* Set task
Keep pictures out. Copy exactly the lines from the one containing "Serialize everything readable" to the one containing "Enumerate this screenshot's", endpoints included.

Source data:
§ §

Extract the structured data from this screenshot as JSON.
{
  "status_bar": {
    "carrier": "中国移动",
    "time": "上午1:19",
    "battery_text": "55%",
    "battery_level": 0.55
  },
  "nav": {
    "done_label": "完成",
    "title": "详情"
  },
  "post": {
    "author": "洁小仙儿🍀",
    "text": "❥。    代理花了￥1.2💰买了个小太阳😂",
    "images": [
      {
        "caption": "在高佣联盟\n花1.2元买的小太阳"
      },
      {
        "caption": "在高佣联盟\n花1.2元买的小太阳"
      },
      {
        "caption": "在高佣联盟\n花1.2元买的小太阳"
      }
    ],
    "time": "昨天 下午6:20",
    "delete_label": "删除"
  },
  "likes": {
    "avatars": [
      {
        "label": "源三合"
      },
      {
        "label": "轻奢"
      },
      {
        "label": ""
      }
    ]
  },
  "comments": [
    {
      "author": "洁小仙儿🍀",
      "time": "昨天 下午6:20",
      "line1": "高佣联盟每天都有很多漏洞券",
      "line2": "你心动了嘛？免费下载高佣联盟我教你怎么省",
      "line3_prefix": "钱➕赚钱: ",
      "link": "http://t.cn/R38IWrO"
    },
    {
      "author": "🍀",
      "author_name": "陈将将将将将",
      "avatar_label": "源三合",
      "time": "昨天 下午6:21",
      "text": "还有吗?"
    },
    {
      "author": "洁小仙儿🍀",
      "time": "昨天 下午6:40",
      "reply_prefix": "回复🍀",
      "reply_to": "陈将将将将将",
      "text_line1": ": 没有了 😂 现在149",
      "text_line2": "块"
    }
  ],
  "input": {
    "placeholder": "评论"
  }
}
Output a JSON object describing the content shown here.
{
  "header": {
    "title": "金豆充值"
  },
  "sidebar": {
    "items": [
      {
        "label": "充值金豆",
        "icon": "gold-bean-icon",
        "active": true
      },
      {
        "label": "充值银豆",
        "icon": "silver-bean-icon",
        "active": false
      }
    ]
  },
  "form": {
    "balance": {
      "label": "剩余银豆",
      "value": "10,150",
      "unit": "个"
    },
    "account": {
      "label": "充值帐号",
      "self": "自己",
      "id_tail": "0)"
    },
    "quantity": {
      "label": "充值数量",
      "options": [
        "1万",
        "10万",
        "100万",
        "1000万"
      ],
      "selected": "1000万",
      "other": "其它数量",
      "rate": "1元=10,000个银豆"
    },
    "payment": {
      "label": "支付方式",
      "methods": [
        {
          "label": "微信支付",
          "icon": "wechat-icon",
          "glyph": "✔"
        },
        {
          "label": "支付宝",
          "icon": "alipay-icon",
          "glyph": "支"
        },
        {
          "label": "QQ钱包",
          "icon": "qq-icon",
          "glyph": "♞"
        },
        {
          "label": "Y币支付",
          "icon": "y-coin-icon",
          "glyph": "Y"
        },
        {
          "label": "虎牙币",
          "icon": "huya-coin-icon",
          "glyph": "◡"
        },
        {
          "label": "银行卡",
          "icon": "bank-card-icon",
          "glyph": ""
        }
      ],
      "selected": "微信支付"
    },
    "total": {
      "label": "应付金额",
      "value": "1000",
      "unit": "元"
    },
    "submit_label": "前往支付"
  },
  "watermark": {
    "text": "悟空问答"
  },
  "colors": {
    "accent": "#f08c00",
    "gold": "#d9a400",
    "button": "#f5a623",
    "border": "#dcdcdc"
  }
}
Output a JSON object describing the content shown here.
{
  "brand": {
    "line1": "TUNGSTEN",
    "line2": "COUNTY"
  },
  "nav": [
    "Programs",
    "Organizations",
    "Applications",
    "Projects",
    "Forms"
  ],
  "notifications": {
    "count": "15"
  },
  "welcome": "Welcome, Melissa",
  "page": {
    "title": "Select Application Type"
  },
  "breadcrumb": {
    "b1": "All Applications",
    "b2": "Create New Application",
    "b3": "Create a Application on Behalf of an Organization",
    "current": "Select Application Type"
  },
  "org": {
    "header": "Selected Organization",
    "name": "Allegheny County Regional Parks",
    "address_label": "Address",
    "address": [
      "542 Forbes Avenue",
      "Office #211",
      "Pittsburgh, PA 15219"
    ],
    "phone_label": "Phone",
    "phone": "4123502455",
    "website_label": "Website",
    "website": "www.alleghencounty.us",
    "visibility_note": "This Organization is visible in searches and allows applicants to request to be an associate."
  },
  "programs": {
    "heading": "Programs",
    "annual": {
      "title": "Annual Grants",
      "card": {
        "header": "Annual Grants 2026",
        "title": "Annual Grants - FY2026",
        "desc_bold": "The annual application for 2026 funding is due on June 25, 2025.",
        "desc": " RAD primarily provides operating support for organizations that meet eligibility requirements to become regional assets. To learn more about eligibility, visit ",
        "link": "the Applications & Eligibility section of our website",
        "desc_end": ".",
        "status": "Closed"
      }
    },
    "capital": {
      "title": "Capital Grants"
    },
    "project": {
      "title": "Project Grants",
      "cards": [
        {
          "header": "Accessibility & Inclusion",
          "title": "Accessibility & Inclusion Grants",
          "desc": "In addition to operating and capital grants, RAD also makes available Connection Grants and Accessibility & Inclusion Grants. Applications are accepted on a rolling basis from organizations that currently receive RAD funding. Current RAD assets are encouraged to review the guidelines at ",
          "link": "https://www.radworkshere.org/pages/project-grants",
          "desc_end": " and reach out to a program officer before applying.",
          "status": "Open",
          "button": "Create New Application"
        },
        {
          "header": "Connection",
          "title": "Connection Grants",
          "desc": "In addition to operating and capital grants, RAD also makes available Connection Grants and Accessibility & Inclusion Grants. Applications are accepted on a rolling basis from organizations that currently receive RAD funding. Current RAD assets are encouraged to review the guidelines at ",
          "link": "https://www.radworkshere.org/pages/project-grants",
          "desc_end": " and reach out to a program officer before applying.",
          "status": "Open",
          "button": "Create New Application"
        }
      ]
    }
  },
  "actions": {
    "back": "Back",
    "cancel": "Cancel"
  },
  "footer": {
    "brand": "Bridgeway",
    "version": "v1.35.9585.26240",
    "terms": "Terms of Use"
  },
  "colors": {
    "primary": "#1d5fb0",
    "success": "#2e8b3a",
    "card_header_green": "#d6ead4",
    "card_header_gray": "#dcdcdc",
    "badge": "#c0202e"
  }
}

§ §

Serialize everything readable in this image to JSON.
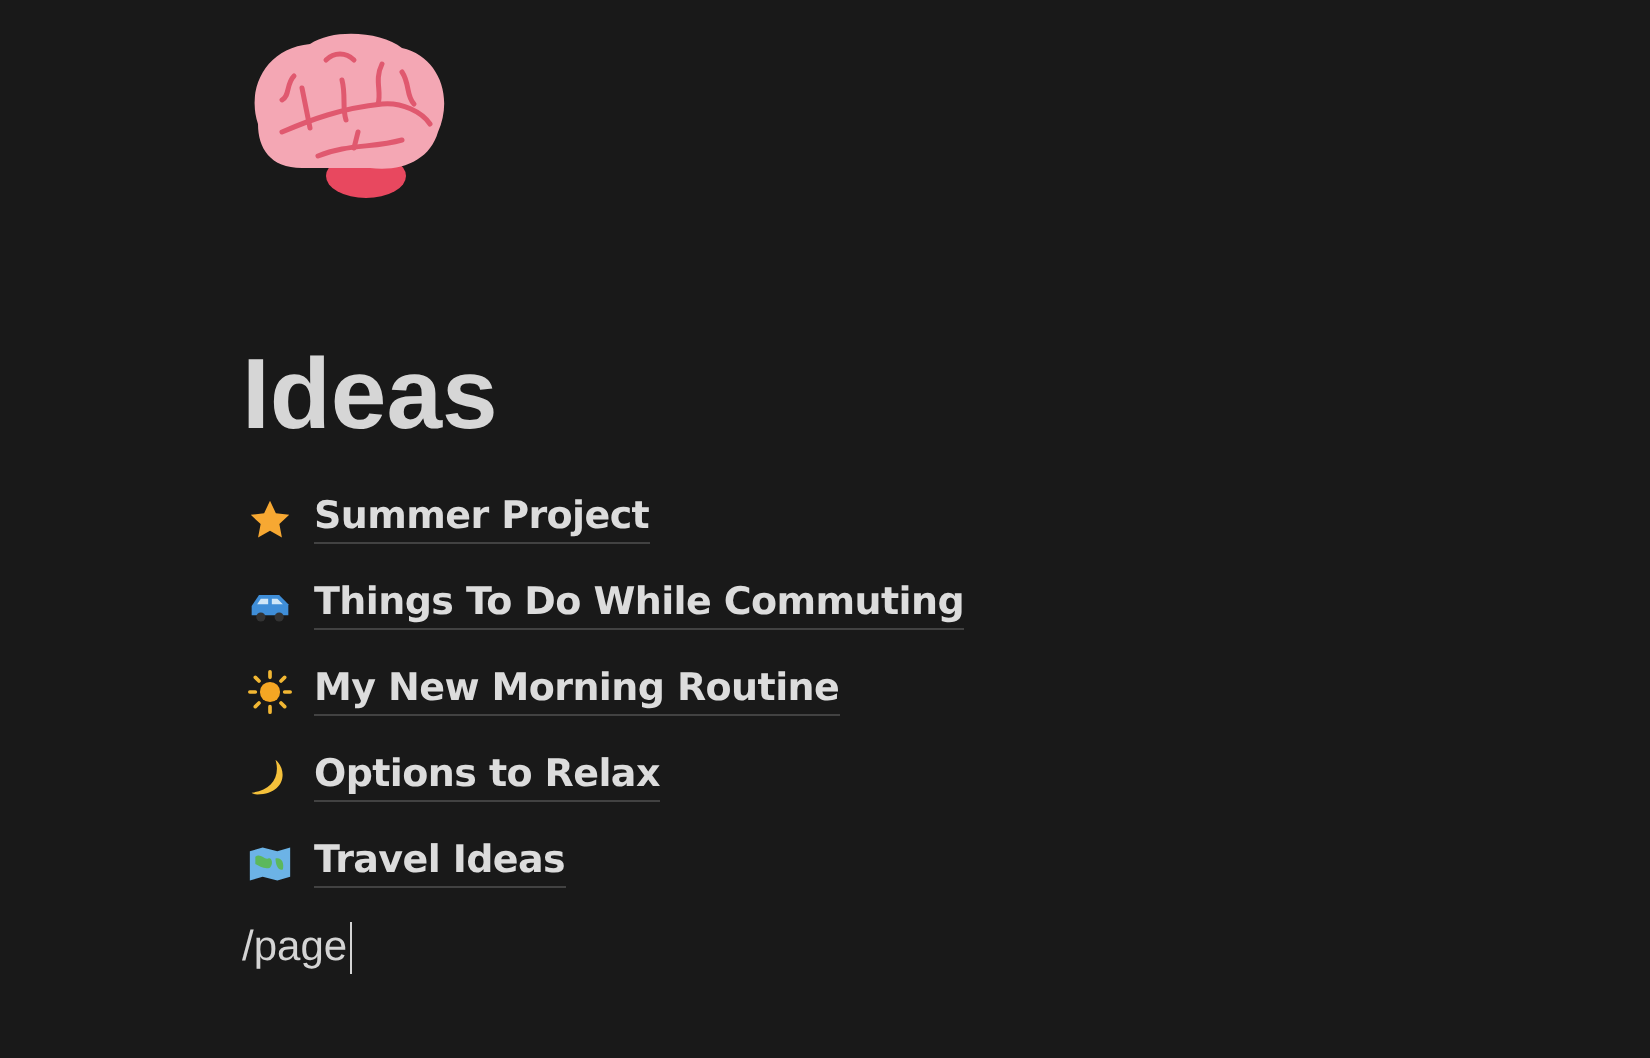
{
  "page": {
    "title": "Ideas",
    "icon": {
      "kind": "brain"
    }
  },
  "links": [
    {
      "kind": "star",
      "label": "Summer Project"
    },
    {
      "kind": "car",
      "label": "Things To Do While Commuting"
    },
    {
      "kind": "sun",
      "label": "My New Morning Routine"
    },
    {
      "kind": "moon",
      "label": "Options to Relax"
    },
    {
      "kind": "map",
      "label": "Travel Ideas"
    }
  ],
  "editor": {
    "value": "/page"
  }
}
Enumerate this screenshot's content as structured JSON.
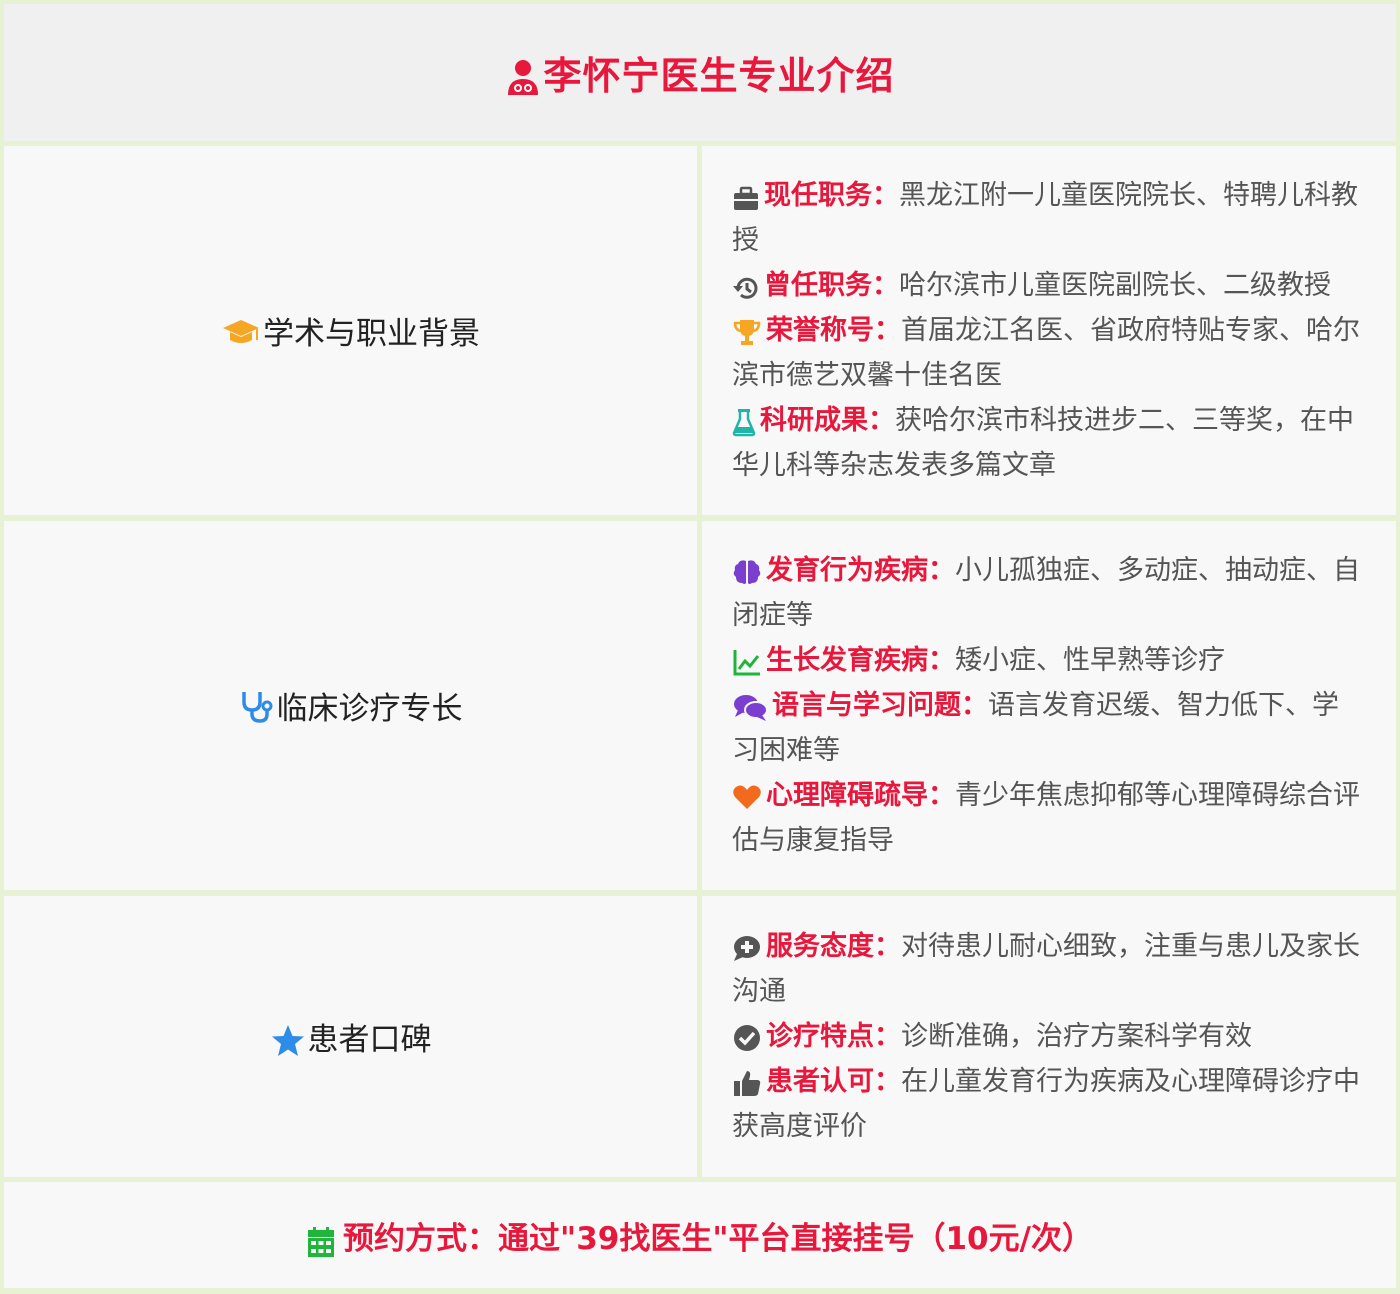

§ §

* Written solution
Serialize everything readable in this image to JSON.
{
  "page": {
    "title": "Ideas",
    "icon": {
      "kind": "brain"
    }
  },
  "links": [
    {
      "kind": "star",
      "label": "Summer Project"
    },
    {
      "kind": "car",
      "label": "Things To Do While Commuting"
    },
    {
      "kind": "sun",
      "label": "My New Morning Routine"
    },
    {
      "kind": "moon",
      "label": "Options to Relax"
    },
    {
      "kind": "map",
      "label": "Travel Ideas"
    }
  ],
  "editor": {
    "value": "/page"
  }
}
Enumerate this screenshot's content as structured JSON.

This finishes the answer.